(Figure content listings)
++++++++++++++++++++
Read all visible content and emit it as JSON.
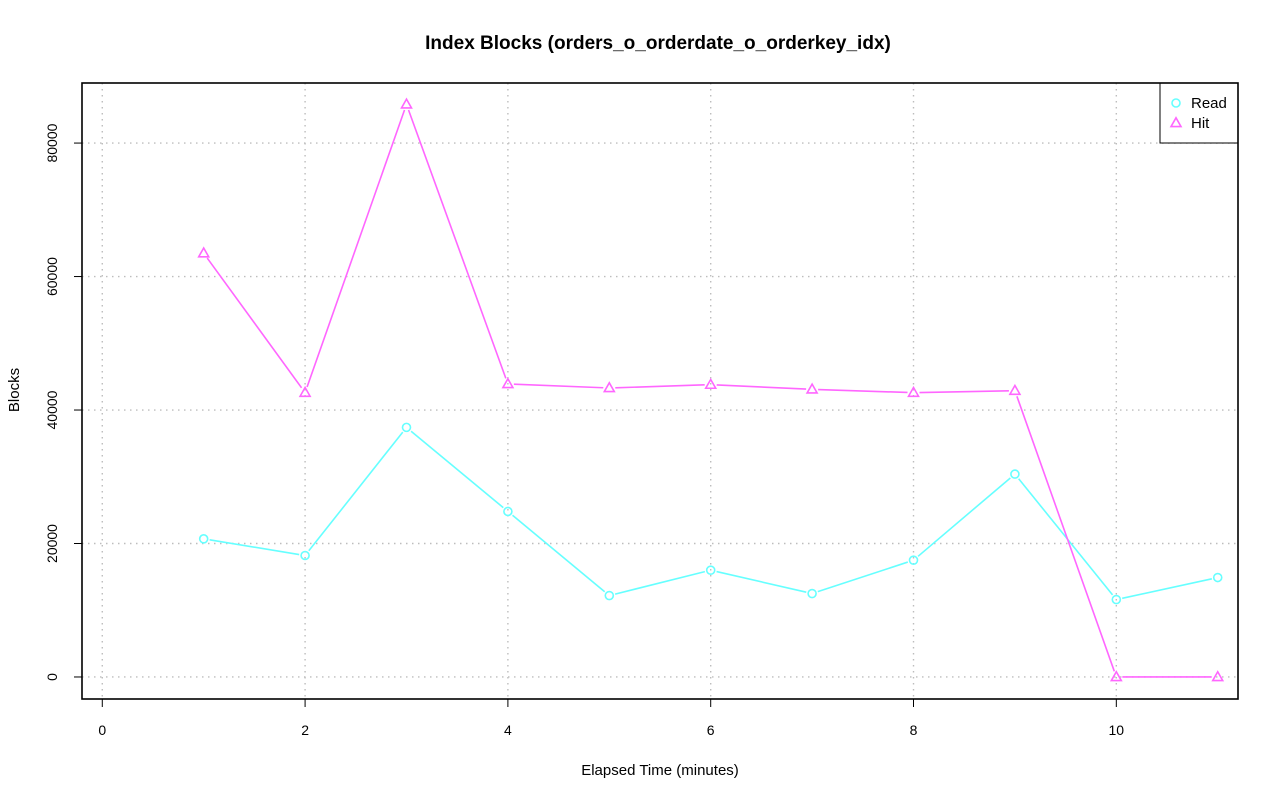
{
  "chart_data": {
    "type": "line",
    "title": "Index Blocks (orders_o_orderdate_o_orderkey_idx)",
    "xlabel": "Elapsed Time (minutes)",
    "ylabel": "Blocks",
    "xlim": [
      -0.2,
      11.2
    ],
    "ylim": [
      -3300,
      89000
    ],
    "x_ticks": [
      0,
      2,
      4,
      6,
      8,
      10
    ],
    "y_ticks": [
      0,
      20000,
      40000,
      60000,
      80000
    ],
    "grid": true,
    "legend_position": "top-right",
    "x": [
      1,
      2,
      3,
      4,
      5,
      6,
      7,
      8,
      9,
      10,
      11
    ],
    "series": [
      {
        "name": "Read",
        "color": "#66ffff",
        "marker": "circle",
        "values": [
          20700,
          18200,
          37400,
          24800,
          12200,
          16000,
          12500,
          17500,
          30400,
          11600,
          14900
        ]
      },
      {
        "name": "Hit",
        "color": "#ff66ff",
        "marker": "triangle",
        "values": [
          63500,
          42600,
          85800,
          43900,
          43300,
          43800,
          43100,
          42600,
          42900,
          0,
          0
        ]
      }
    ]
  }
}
++++++++++++++++++++
(Written problem): Copy the records exactly as they appear, excluding images.

(Expected output):
Read all visible content and emit it as JSON.
{
  "chart_data": {
    "type": "line",
    "title": "Index Blocks (orders_o_orderdate_o_orderkey_idx)",
    "xlabel": "Elapsed Time (minutes)",
    "ylabel": "Blocks",
    "xlim": [
      -0.2,
      11.2
    ],
    "ylim": [
      -3300,
      89000
    ],
    "x_ticks": [
      0,
      2,
      4,
      6,
      8,
      10
    ],
    "y_ticks": [
      0,
      20000,
      40000,
      60000,
      80000
    ],
    "grid": true,
    "legend_position": "top-right",
    "x": [
      1,
      2,
      3,
      4,
      5,
      6,
      7,
      8,
      9,
      10,
      11
    ],
    "series": [
      {
        "name": "Read",
        "color": "#66ffff",
        "marker": "circle",
        "values": [
          20700,
          18200,
          37400,
          24800,
          12200,
          16000,
          12500,
          17500,
          30400,
          11600,
          14900
        ]
      },
      {
        "name": "Hit",
        "color": "#ff66ff",
        "marker": "triangle",
        "values": [
          63500,
          42600,
          85800,
          43900,
          43300,
          43800,
          43100,
          42600,
          42900,
          0,
          0
        ]
      }
    ]
  }
}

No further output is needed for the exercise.